__Exercise instructions__: In the records below, find each line containing the word "mulig" and copy it.

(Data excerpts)
------------------------
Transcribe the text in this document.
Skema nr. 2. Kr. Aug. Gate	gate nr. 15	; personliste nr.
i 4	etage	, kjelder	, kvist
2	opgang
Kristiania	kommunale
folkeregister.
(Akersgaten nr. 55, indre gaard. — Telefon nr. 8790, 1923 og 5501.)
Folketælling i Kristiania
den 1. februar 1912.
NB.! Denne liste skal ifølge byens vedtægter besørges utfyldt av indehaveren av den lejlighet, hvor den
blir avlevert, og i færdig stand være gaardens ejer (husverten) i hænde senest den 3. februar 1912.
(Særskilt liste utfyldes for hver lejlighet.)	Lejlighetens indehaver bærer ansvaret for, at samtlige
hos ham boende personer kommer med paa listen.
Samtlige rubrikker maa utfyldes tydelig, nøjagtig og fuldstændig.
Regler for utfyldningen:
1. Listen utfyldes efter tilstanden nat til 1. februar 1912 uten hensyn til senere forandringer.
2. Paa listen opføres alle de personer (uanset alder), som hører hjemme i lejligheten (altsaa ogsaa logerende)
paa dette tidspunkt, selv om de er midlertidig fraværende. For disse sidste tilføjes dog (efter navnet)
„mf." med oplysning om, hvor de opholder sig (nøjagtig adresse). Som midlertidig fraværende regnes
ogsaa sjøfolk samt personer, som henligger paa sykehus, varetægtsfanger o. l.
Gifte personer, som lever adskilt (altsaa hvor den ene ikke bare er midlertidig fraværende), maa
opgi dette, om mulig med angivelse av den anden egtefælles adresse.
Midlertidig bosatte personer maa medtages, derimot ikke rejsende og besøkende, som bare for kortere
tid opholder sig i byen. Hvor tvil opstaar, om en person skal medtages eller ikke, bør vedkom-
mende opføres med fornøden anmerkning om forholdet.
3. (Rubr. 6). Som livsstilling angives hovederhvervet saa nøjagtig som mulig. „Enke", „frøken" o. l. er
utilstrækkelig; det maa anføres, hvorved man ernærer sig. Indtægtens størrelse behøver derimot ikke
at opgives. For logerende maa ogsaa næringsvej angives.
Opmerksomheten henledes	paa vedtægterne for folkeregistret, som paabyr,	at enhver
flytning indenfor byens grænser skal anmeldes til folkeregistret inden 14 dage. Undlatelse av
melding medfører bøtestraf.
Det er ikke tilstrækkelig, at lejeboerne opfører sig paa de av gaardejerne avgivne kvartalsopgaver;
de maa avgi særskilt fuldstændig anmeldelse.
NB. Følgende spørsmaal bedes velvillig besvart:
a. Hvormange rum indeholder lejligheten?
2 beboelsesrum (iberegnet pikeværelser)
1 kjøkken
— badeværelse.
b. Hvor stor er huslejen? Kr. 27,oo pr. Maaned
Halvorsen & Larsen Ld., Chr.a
------------------------
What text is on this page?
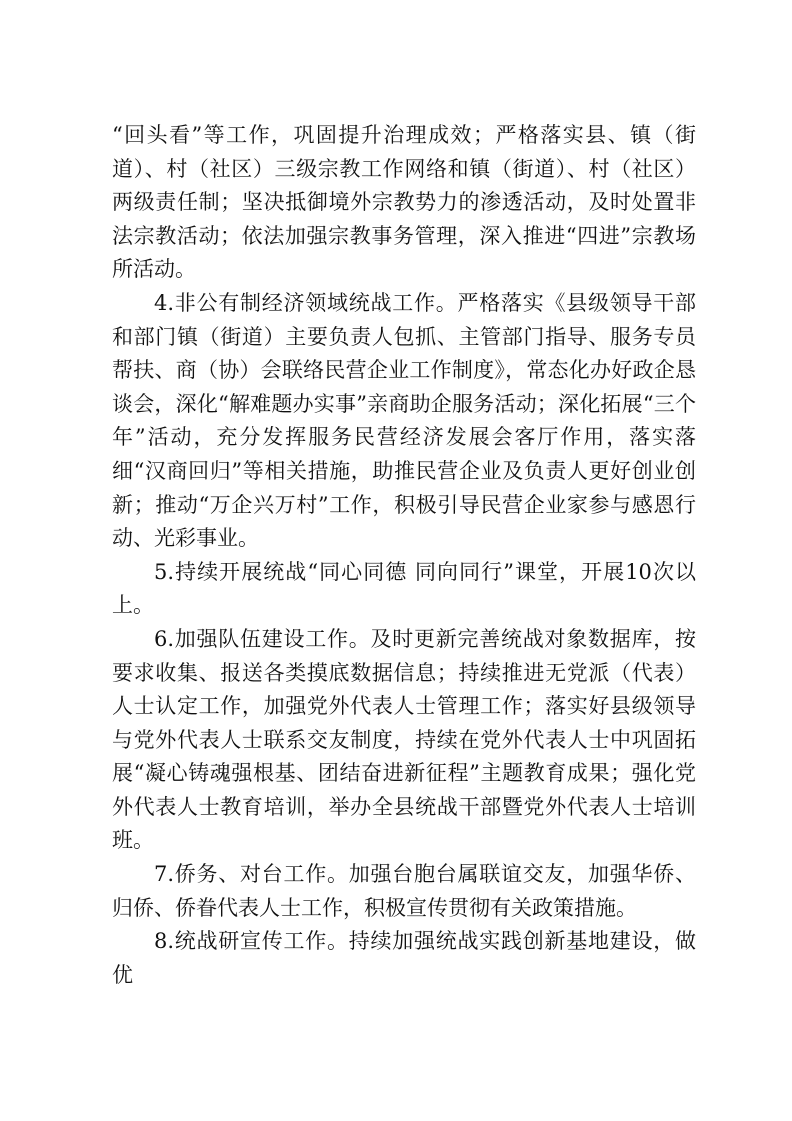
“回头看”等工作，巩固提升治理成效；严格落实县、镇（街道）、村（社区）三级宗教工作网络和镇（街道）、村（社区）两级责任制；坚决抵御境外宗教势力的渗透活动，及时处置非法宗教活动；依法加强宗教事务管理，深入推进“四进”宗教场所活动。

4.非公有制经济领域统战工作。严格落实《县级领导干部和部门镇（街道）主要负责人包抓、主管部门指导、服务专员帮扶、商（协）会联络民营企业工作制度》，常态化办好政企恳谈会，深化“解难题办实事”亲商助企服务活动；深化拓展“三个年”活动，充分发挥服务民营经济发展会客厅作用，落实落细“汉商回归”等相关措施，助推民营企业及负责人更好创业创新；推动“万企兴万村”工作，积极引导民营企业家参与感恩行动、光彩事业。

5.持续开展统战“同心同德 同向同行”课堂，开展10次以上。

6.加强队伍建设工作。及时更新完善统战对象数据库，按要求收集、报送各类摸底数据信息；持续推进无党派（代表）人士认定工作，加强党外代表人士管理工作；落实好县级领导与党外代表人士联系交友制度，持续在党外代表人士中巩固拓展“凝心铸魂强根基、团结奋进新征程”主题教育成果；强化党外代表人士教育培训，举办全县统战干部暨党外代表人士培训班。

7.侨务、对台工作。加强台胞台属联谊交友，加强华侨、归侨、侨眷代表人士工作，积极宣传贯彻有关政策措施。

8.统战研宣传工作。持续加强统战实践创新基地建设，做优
------------------------
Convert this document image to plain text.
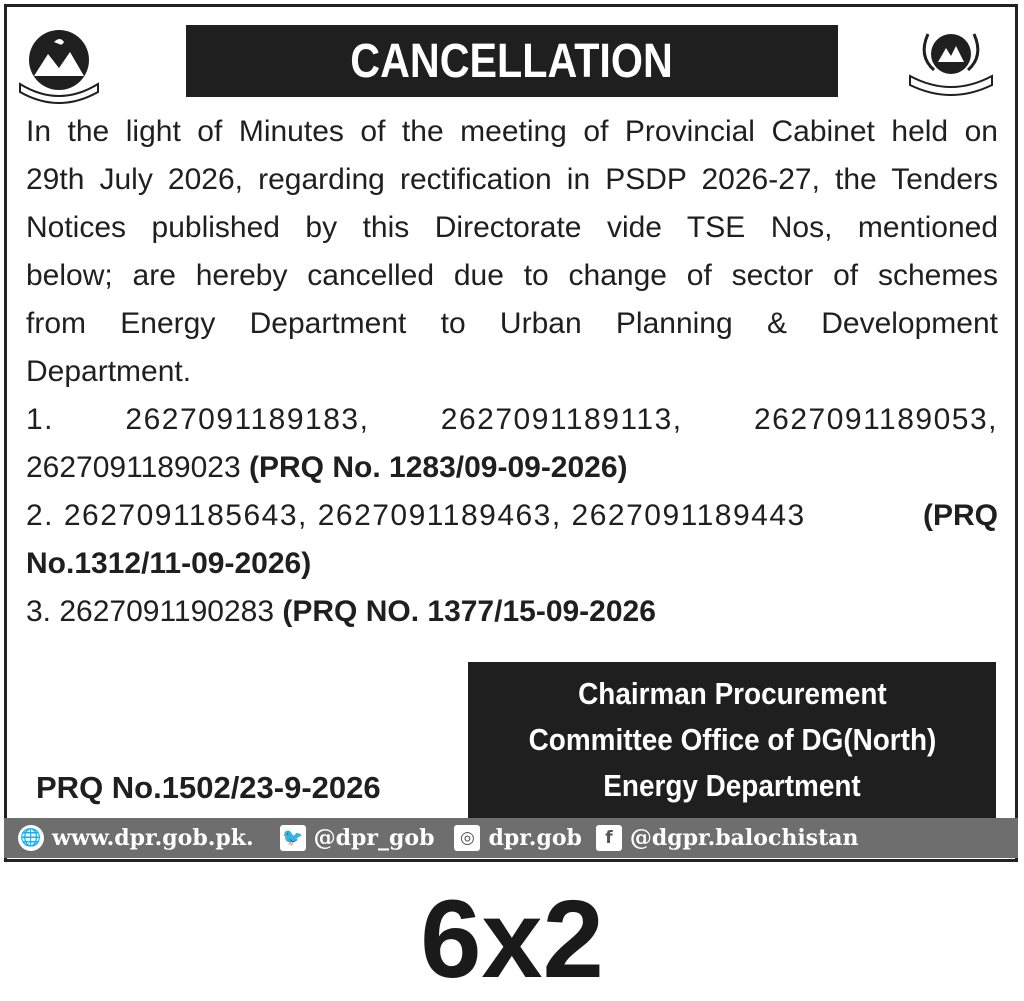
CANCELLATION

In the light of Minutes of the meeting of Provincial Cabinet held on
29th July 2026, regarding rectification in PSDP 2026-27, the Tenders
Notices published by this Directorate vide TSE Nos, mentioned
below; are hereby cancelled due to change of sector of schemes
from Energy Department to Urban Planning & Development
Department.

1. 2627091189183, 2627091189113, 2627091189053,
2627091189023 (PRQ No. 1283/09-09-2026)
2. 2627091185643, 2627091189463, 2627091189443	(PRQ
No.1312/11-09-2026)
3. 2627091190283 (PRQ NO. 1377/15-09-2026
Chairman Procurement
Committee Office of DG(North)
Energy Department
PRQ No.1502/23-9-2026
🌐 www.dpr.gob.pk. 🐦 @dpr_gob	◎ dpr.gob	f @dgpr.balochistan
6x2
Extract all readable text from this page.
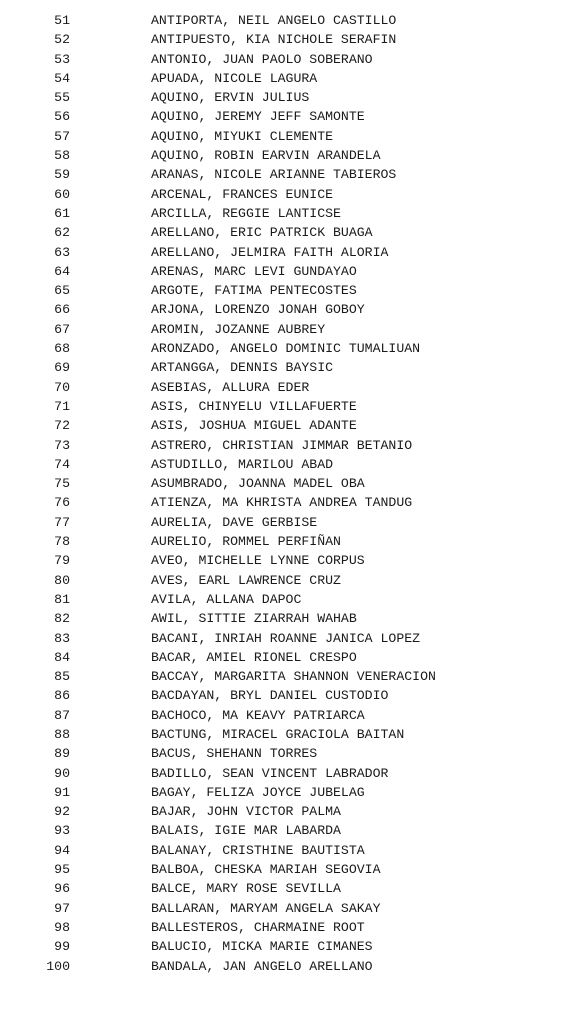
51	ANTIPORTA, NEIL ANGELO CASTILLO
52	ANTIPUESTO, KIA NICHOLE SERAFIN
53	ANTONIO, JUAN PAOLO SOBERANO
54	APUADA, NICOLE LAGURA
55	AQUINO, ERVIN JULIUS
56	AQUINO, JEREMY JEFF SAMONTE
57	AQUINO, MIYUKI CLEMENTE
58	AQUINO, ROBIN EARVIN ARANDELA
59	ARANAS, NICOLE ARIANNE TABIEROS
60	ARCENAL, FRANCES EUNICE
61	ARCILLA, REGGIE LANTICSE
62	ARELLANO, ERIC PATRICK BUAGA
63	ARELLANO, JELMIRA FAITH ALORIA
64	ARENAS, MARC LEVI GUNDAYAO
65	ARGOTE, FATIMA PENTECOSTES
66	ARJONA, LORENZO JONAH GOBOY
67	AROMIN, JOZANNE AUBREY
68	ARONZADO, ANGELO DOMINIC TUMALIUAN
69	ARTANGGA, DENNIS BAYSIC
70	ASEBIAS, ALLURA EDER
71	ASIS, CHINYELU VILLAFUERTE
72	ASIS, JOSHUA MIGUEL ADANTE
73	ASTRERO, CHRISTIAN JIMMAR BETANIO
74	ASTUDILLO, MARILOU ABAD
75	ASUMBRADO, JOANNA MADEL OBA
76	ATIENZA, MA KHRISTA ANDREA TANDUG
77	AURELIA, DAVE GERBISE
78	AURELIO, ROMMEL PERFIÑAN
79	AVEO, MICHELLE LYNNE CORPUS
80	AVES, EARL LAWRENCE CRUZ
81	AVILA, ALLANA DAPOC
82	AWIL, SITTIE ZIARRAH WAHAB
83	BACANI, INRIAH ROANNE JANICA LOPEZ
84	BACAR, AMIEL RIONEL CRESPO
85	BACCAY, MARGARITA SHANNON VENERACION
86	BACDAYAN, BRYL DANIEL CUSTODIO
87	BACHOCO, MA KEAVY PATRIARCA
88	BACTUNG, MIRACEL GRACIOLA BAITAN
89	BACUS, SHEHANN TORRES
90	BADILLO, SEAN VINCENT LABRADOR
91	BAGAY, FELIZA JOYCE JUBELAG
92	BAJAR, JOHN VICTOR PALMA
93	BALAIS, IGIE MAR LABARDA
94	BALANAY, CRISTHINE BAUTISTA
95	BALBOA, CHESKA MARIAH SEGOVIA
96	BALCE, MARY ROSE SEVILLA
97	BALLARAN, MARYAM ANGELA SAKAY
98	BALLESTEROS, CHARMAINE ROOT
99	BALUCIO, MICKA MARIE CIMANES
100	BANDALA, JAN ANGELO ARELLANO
------------------------
__Complete answer__:
opgi dette, om mulig med angivelse av den anden egtefælles adresse.
3. (Rubr. 6). Som livsstilling angives hovederhvervet saa nøjagtig som mulig. „Enke", „frøken" o. l. er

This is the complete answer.